• **SET TASK**
Write the data out again exactly, dropping any images it holds.
● ● ●
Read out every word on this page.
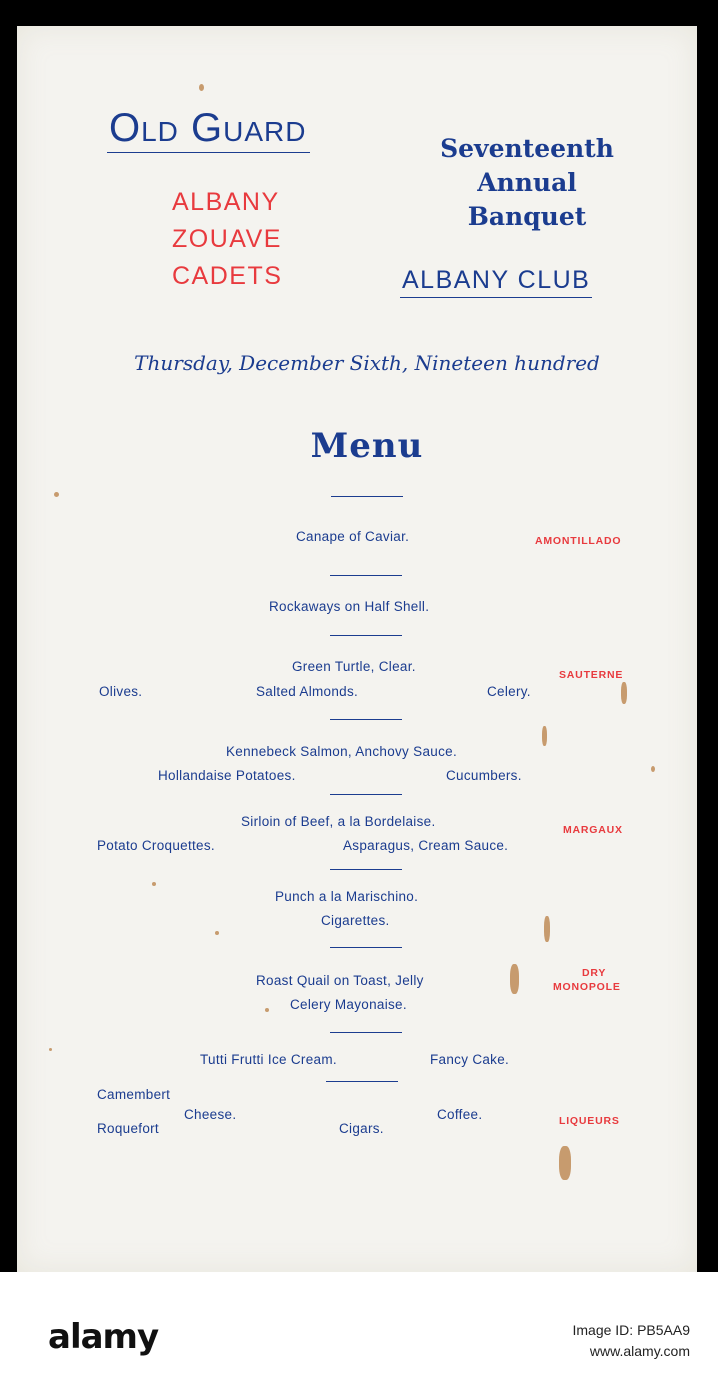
Old Guard
ALBANY
ZOUAVE
CADETS
Seventeenth
Annual
Banquet
ALBANY CLUB
Thursday, December Sixth, Nineteen hundred
Menu
Canape of Caviar.	AMONTILLADO
Rockaways on Half Shell.
Green Turtle, Clear.
SAUTERNE
Olives.	Salted Almonds.	Celery.
Kennebeck Salmon, Anchovy Sauce.
Hollandaise Potatoes.	Cucumbers.
Sirloin of Beef, a la Bordelaise.
MARGAUX
Potato Croquettes.	Asparagus, Cream Sauce.
Punch a la Marischino.
Cigarettes.
Roast Quail on Toast, Jelly	DRY
MONOPOLE
Celery Mayonaise.
Tutti Frutti Ice Cream.	Fancy Cake.
Camembert
Cheese.	Coffee.	LIQUEURS
Roquefort	Cigars.
alamy	Image ID: PB5AA9
www.alamy.com
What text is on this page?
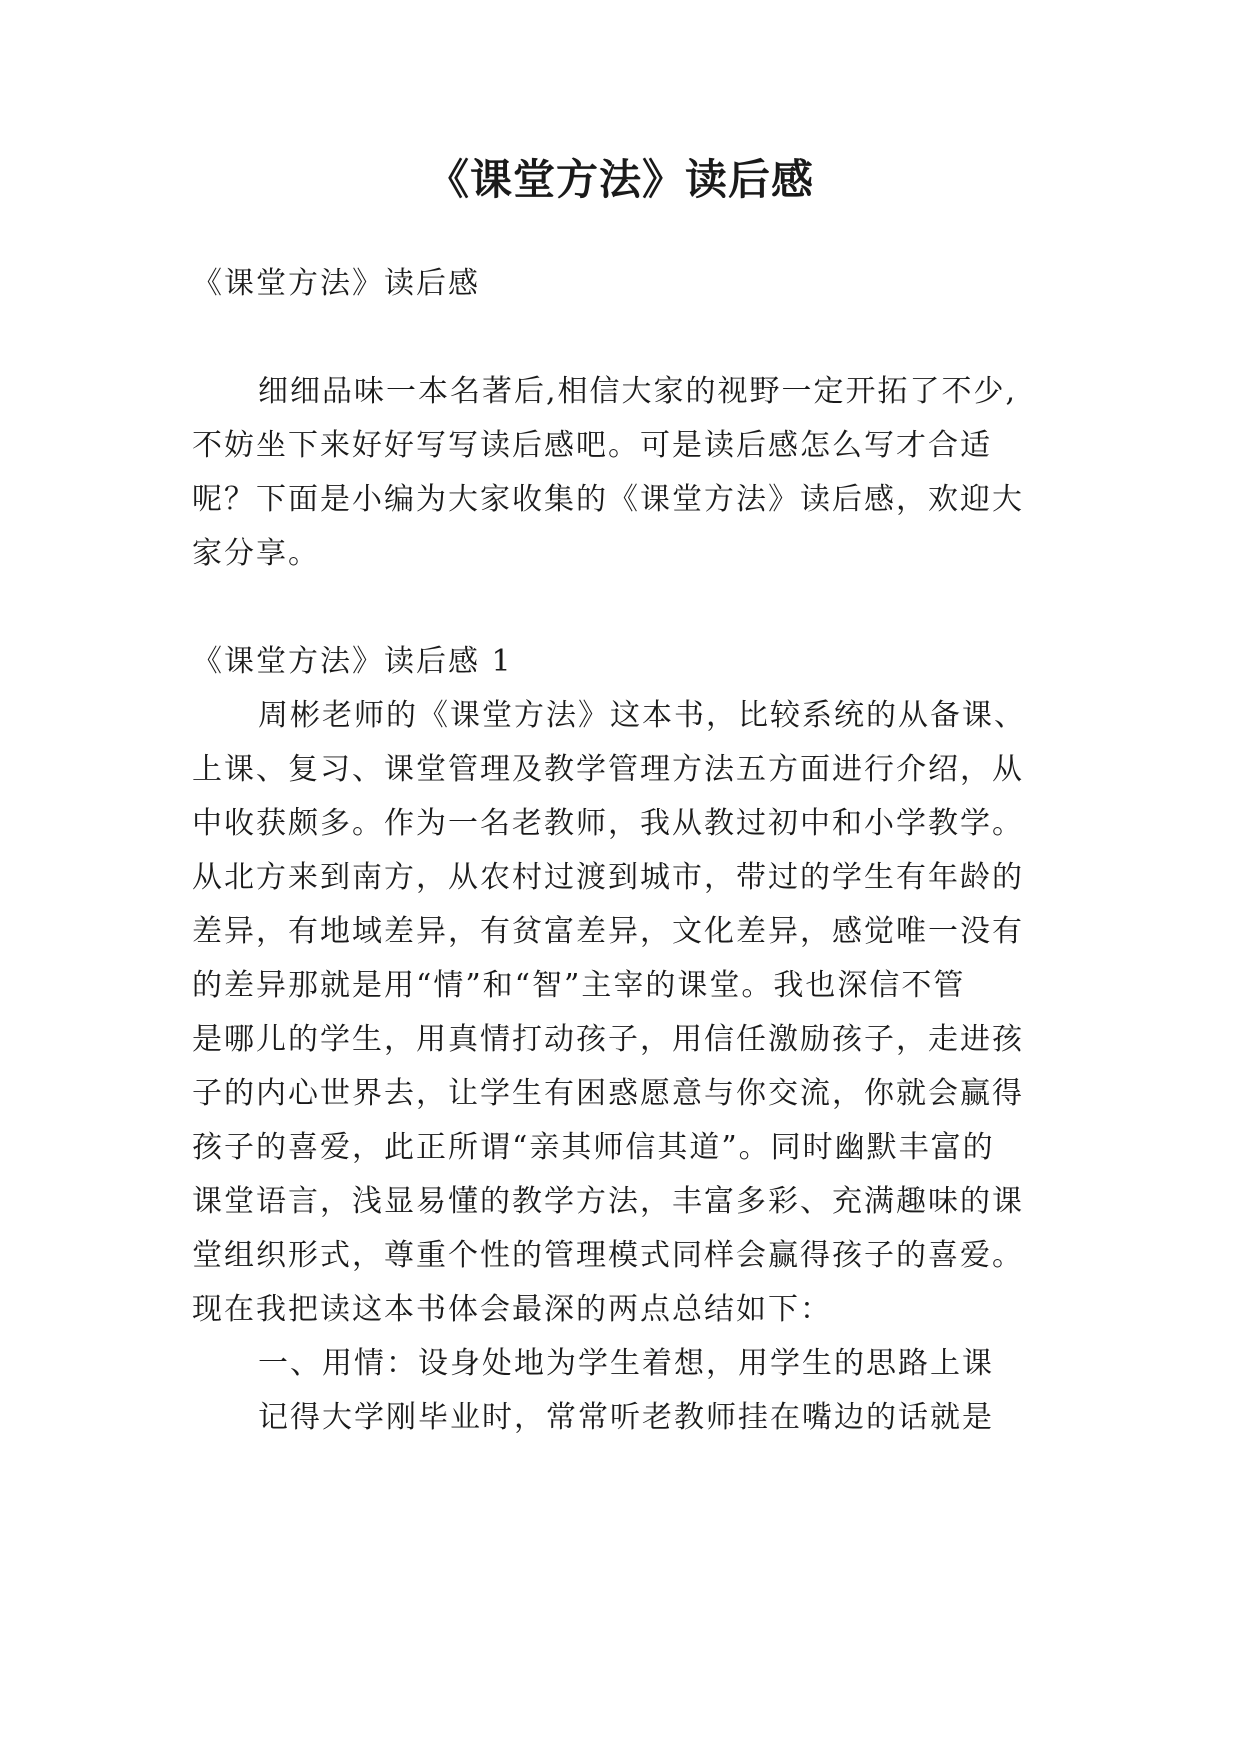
《课堂方法》读后感
《课堂方法》读后感
细细品味一本名著后,相信大家的视野一定开拓了不少,
不妨坐下来好好写写读后感吧。可是读后感怎么写才合适
呢？下面是小编为大家收集的《课堂方法》读后感，欢迎大
家分享。
《课堂方法》读后感 1
周彬老师的《课堂方法》这本书，比较系统的从备课、
上课、复习、课堂管理及教学管理方法五方面进行介绍，从
中收获颇多。作为一名老教师，我从教过初中和小学教学。
从北方来到南方，从农村过渡到城市，带过的学生有年龄的
差异，有地域差异，有贫富差异，文化差异，感觉唯一没有
的差异那就是用“情”和“智”主宰的课堂。我也深信不管
是哪儿的学生，用真情打动孩子，用信任激励孩子，走进孩
子的内心世界去，让学生有困惑愿意与你交流，你就会赢得
孩子的喜爱，此正所谓“亲其师信其道”。同时幽默丰富的
课堂语言，浅显易懂的教学方法，丰富多彩、充满趣味的课
堂组织形式，尊重个性的管理模式同样会赢得孩子的喜爱。
现在我把读这本书体会最深的两点总结如下：
一、用情：设身处地为学生着想，用学生的思路上课
记得大学刚毕业时，常常听老教师挂在嘴边的话就是
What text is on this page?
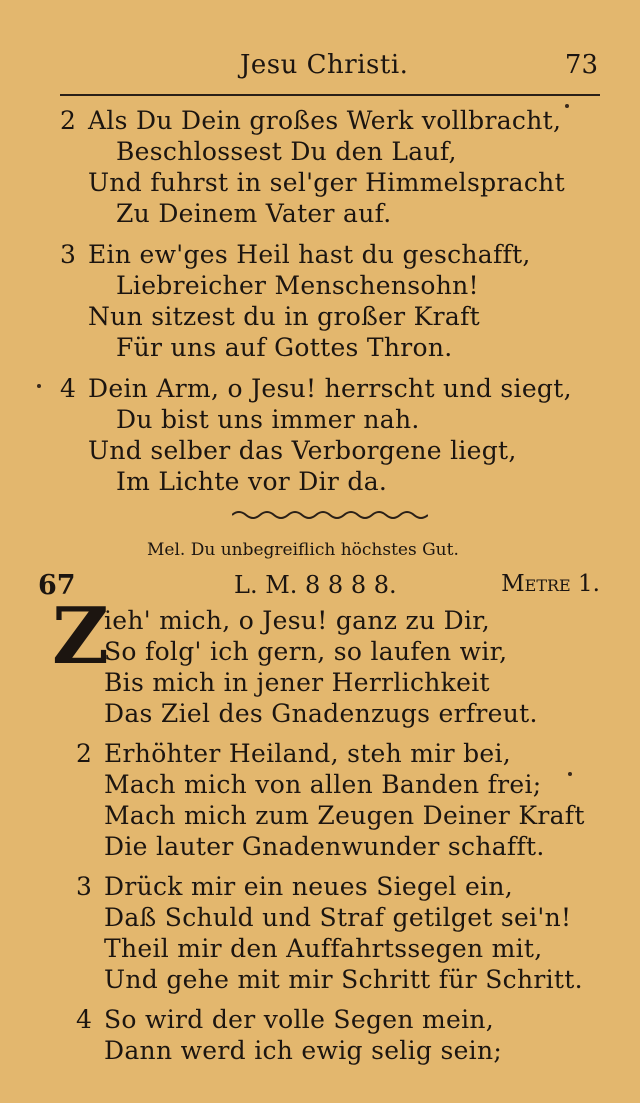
Jesu Christi.	73
2 Als Du Dein großes Werk vollbracht,
Beschlossest Du den Lauf,
Und fuhrst in sel'ger Himmelspracht
Zu Deinem Vater auf.
3 Ein ew'ges Heil hast du geschafft,
Liebreicher Menschensohn!
Nun sitzest du in großer Kraft
Für uns auf Gottes Thron.
4 Dein Arm, o Jesu! herrscht und siegt,
Du bist uns immer nah.
Und selber das Verborgene liegt,
Im Lichte vor Dir da.
Mel. Du unbegreiflich höchstes Gut.
67	L. M. 8 8 8 8.	Metre 1.
Z
ieh' mich, o Jesu! ganz zu Dir,
So folg' ich gern, so laufen wir,
Bis mich in jener Herrlichkeit
Das Ziel des Gnadenzugs erfreut.
2 Erhöhter Heiland, steh mir bei,
Mach mich von allen Banden frei;
Mach mich zum Zeugen Deiner Kraft
Die lauter Gnadenwunder schafft.
3 Drück mir ein neues Siegel ein,
Daß Schuld und Straf getilget sei'n!
Theil mir den Auffahrtssegen mit,
Und gehe mit mir Schritt für Schritt.
4 So wird der volle Segen mein,
Dann werd ich ewig selig sein;
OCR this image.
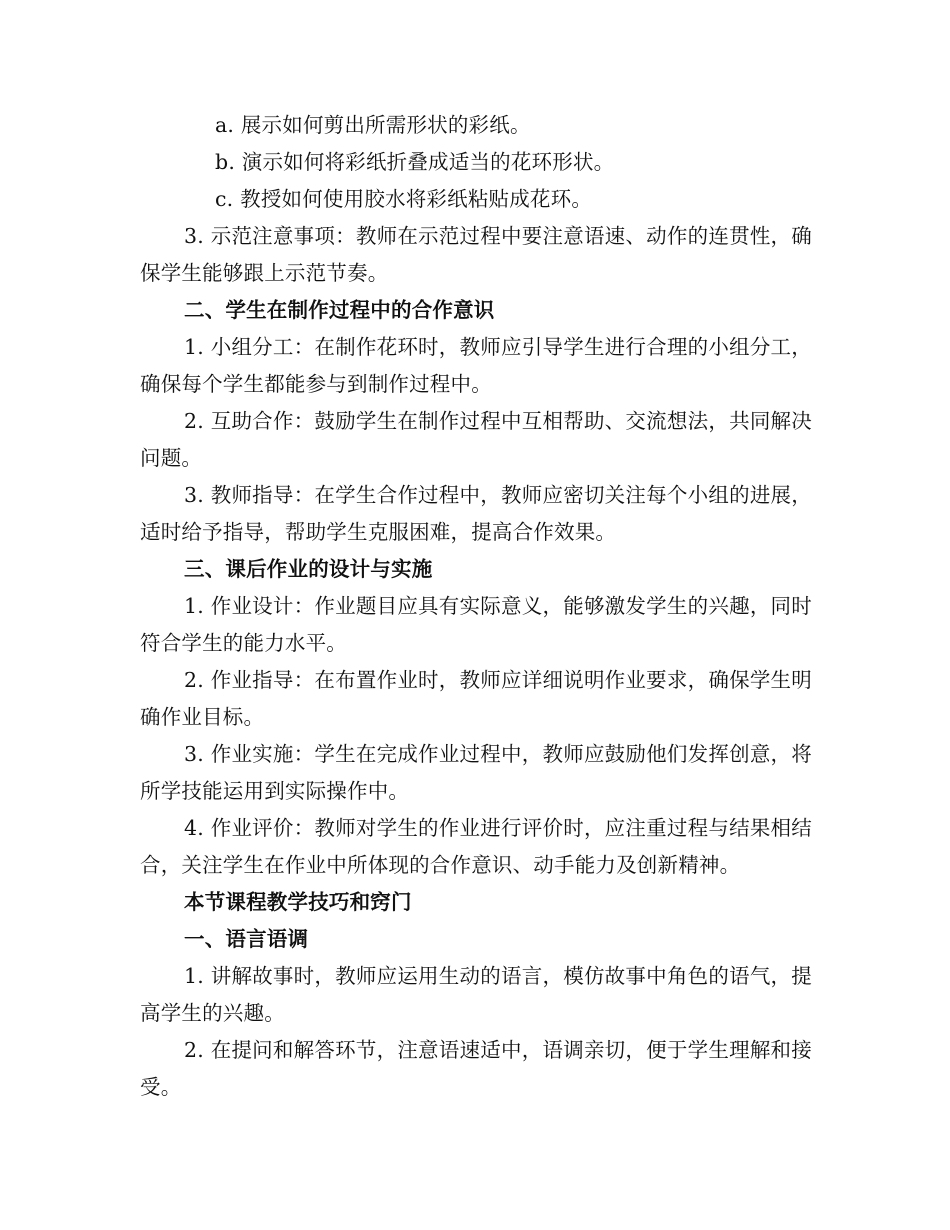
a. 展示如何剪出所需形状的彩纸。

b. 演示如何将彩纸折叠成适当的花环形状。

c. 教授如何使用胶水将彩纸粘贴成花环。

3. 示范注意事项：教师在示范过程中要注意语速、动作的连贯性，确保学生能够跟上示范节奏。

二、学生在制作过程中的合作意识

1. 小组分工：在制作花环时，教师应引导学生进行合理的小组分工，确保每个学生都能参与到制作过程中。

2. 互助合作：鼓励学生在制作过程中互相帮助、交流想法，共同解决问题。

3. 教师指导：在学生合作过程中，教师应密切关注每个小组的进展，适时给予指导，帮助学生克服困难，提高合作效果。

三、课后作业的设计与实施

1. 作业设计：作业题目应具有实际意义，能够激发学生的兴趣，同时符合学生的能力水平。

2. 作业指导：在布置作业时，教师应详细说明作业要求，确保学生明确作业目标。

3. 作业实施：学生在完成作业过程中，教师应鼓励他们发挥创意，将所学技能运用到实际操作中。

4. 作业评价：教师对学生的作业进行评价时，应注重过程与结果相结合，关注学生在作业中所体现的合作意识、动手能力及创新精神。

本节课程教学技巧和窍门

一、语言语调

1. 讲解故事时，教师应运用生动的语言，模仿故事中角色的语气，提高学生的兴趣。

2. 在提问和解答环节，注意语速适中，语调亲切，便于学生理解和接受。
● ● ●
• **SOLUTION TO THE PROBLEM**
Read out every word on this page.
Old Guard
ALBANY
ZOUAVE
CADETS
Seventeenth
Annual
Banquet
ALBANY CLUB
Thursday, December Sixth, Nineteen hundred
Menu
Canape of Caviar.	AMONTILLADO
Rockaways on Half Shell.
Green Turtle, Clear.
SAUTERNE
Olives.	Salted Almonds.	Celery.
Kennebeck Salmon, Anchovy Sauce.
Hollandaise Potatoes.	Cucumbers.
Sirloin of Beef, a la Bordelaise.
MARGAUX
Potato Croquettes.	Asparagus, Cream Sauce.
Punch a la Marischino.
Cigarettes.
Roast Quail on Toast, Jelly	DRY
MONOPOLE
Celery Mayonaise.
Tutti Frutti Ice Cream.	Fancy Cake.
Camembert
Cheese.	Coffee.	LIQUEURS
Roquefort	Cigars.
alamy	Image ID: PB5AA9
www.alamy.com
What text is on this page?
《课堂方法》读后感
《课堂方法》读后感
细细品味一本名著后,相信大家的视野一定开拓了不少,
不妨坐下来好好写写读后感吧。可是读后感怎么写才合适
呢？下面是小编为大家收集的《课堂方法》读后感，欢迎大
家分享。
《课堂方法》读后感 1
周彬老师的《课堂方法》这本书，比较系统的从备课、
上课、复习、课堂管理及教学管理方法五方面进行介绍，从
中收获颇多。作为一名老教师，我从教过初中和小学教学。
从北方来到南方，从农村过渡到城市，带过的学生有年龄的
差异，有地域差异，有贫富差异，文化差异，感觉唯一没有
的差异那就是用“情”和“智”主宰的课堂。我也深信不管
是哪儿的学生，用真情打动孩子，用信任激励孩子，走进孩
子的内心世界去，让学生有困惑愿意与你交流，你就会赢得
孩子的喜爱，此正所谓“亲其师信其道”。同时幽默丰富的
课堂语言，浅显易懂的教学方法，丰富多彩、充满趣味的课
堂组织形式，尊重个性的管理模式同样会赢得孩子的喜爱。
现在我把读这本书体会最深的两点总结如下：
一、用情：设身处地为学生着想，用学生的思路上课
记得大学刚毕业时，常常听老教师挂在嘴边的话就是
What text is on this page?
Jesu Christi.	73
2 Als Du Dein großes Werk vollbracht,
Beschlossest Du den Lauf,
Und fuhrst in sel'ger Himmelspracht
Zu Deinem Vater auf.
3 Ein ew'ges Heil hast du geschafft,
Liebreicher Menschensohn!
Nun sitzest du in großer Kraft
Für uns auf Gottes Thron.
4 Dein Arm, o Jesu! herrscht und siegt,
Du bist uns immer nah.
Und selber das Verborgene liegt,
Im Lichte vor Dir da.
Mel. Du unbegreiflich höchstes Gut.
67	L. M. 8 8 8 8.	Metre 1.
Z
ieh' mich, o Jesu! ganz zu Dir,
So folg' ich gern, so laufen wir,
Bis mich in jener Herrlichkeit
Das Ziel des Gnadenzugs erfreut.
2 Erhöhter Heiland, steh mir bei,
Mach mich von allen Banden frei;
Mach mich zum Zeugen Deiner Kraft
Die lauter Gnadenwunder schafft.
3 Drück mir ein neues Siegel ein,
Daß Schuld und Straf getilget sei'n!
Theil mir den Auffahrtssegen mit,
Und gehe mit mir Schritt für Schritt.
4 So wird der volle Segen mein,
Dann werd ich ewig selig sein;
OCR this image.
a. 展示如何剪出所需形状的彩纸。

b. 演示如何将彩纸折叠成适当的花环形状。

c. 教授如何使用胶水将彩纸粘贴成花环。

3. 示范注意事项：教师在示范过程中要注意语速、动作的连贯性，确保学生能够跟上示范节奏。

二、学生在制作过程中的合作意识

1. 小组分工：在制作花环时，教师应引导学生进行合理的小组分工，确保每个学生都能参与到制作过程中。

2. 互助合作：鼓励学生在制作过程中互相帮助、交流想法，共同解决问题。

3. 教师指导：在学生合作过程中，教师应密切关注每个小组的进展，适时给予指导，帮助学生克服困难，提高合作效果。

三、课后作业的设计与实施

1. 作业设计：作业题目应具有实际意义，能够激发学生的兴趣，同时符合学生的能力水平。

2. 作业指导：在布置作业时，教师应详细说明作业要求，确保学生明确作业目标。

3. 作业实施：学生在完成作业过程中，教师应鼓励他们发挥创意，将所学技能运用到实际操作中。

4. 作业评价：教师对学生的作业进行评价时，应注重过程与结果相结合，关注学生在作业中所体现的合作意识、动手能力及创新精神。

本节课程教学技巧和窍门

一、语言语调

1. 讲解故事时，教师应运用生动的语言，模仿故事中角色的语气，提高学生的兴趣。

2. 在提问和解答环节，注意语速适中，语调亲切，便于学生理解和接受。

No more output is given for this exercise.